EXERCISE OBJECTIVE ▸
Which lines contain the string "style"? Please list every one of them.

RECORD SET ▸
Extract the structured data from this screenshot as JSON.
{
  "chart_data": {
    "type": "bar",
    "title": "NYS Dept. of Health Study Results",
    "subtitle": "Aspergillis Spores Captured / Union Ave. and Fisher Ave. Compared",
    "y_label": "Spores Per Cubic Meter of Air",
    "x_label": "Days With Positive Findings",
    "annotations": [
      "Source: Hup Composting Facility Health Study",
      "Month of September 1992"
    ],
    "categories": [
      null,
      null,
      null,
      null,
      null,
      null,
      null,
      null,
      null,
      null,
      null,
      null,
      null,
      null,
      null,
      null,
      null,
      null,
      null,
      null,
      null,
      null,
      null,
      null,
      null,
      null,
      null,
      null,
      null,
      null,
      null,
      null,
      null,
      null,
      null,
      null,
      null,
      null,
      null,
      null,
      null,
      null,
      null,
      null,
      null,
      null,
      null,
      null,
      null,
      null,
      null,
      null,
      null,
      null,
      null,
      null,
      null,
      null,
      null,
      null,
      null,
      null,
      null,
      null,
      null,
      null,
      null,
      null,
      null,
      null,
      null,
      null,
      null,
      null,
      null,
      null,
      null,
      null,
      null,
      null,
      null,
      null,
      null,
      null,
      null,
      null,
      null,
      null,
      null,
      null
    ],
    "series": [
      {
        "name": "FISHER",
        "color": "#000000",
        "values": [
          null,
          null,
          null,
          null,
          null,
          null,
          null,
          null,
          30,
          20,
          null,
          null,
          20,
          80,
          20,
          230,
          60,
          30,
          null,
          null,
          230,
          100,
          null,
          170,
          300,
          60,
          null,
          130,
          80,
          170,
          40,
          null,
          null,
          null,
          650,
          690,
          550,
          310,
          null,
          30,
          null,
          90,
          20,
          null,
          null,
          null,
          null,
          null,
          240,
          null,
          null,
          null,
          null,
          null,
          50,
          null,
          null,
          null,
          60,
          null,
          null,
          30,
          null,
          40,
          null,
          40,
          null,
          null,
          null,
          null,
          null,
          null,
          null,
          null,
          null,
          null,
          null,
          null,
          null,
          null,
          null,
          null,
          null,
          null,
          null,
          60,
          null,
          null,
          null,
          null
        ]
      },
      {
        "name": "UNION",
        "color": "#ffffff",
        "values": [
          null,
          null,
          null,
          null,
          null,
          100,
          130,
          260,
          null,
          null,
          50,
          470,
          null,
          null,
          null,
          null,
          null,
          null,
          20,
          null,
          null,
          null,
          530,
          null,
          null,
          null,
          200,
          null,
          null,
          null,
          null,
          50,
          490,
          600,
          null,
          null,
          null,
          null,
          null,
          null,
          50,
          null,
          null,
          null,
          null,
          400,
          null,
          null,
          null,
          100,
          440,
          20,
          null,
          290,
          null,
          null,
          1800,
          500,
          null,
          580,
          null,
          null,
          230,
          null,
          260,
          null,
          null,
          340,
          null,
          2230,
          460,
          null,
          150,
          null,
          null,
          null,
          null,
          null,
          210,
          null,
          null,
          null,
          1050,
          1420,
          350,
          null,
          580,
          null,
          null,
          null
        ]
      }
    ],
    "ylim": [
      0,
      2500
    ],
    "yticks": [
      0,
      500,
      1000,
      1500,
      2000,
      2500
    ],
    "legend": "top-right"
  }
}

---

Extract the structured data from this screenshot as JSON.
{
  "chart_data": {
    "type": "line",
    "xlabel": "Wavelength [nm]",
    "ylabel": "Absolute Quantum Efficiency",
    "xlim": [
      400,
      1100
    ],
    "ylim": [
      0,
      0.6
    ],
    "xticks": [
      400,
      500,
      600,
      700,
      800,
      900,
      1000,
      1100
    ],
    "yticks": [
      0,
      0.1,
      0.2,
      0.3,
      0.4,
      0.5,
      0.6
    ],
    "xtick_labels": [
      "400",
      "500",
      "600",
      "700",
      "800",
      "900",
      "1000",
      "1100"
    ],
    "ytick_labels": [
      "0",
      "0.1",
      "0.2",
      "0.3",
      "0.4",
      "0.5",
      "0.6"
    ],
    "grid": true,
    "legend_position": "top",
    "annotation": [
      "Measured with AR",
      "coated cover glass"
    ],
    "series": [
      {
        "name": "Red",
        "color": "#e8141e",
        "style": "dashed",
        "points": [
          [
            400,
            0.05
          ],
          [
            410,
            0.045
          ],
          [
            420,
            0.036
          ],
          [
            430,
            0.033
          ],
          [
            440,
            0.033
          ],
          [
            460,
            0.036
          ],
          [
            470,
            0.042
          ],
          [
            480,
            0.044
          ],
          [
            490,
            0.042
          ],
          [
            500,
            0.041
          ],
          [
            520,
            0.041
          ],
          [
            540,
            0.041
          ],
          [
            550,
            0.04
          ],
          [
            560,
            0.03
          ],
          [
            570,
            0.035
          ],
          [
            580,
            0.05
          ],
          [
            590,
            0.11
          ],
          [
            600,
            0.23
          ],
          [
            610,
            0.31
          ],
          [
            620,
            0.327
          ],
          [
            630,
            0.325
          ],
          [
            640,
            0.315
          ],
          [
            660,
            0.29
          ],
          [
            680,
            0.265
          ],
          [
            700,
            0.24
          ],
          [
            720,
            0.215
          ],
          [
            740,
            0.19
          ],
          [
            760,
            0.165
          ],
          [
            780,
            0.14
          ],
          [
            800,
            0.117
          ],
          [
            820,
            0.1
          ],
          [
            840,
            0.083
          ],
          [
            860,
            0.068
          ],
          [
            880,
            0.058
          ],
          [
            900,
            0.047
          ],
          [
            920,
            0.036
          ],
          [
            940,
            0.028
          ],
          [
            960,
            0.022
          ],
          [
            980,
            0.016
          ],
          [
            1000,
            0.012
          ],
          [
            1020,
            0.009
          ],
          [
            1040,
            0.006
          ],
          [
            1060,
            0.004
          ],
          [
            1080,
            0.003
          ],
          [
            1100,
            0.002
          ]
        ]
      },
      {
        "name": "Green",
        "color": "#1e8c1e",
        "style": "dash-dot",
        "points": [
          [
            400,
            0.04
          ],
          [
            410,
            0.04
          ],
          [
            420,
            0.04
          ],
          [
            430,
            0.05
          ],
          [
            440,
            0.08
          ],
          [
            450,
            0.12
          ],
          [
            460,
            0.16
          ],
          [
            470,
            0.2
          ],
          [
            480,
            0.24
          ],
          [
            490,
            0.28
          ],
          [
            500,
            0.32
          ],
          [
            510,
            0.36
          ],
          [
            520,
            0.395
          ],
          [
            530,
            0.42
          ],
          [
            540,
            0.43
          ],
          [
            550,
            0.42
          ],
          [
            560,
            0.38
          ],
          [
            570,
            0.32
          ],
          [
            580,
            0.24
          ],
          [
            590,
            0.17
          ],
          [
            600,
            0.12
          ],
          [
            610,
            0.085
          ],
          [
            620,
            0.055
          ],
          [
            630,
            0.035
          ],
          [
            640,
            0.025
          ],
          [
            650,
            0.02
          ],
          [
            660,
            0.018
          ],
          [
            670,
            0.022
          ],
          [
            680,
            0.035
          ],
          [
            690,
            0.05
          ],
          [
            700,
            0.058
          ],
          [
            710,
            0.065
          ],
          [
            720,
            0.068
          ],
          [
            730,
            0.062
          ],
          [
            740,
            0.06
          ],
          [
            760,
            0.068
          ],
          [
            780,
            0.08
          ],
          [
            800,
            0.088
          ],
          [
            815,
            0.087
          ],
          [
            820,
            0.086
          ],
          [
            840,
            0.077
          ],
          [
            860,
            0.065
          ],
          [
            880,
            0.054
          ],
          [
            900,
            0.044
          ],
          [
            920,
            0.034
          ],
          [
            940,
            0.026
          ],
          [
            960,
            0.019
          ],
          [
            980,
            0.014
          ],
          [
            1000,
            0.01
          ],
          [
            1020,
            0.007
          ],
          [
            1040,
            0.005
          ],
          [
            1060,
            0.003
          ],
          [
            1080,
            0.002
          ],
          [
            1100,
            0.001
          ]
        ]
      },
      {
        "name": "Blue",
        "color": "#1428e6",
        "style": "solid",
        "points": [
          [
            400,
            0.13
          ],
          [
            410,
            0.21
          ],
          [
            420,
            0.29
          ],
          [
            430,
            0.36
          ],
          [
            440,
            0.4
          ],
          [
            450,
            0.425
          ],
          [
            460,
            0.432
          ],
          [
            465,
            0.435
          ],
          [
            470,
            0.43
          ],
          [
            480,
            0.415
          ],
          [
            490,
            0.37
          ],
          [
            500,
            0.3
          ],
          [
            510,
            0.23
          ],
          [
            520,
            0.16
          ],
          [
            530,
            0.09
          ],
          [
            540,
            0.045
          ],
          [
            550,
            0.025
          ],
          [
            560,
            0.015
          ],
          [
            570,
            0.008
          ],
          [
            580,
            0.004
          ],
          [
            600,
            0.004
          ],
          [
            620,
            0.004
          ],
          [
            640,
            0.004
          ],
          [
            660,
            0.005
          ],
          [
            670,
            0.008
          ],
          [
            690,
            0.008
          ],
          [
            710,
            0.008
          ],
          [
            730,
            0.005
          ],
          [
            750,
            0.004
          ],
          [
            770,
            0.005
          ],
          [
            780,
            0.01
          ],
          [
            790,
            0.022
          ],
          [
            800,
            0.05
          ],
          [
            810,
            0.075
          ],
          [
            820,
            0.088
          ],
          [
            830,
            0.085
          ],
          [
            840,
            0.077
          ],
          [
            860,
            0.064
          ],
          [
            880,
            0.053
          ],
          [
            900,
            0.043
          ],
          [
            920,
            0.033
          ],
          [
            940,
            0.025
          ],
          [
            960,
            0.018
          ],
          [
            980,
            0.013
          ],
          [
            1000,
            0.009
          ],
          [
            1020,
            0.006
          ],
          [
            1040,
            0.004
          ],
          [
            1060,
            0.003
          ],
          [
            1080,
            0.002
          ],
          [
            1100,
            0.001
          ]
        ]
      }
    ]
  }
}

RESULT OF THIS EXERCISE ▸
        "style": "dashed",
        "style": "dash-dot",
        "style": "solid",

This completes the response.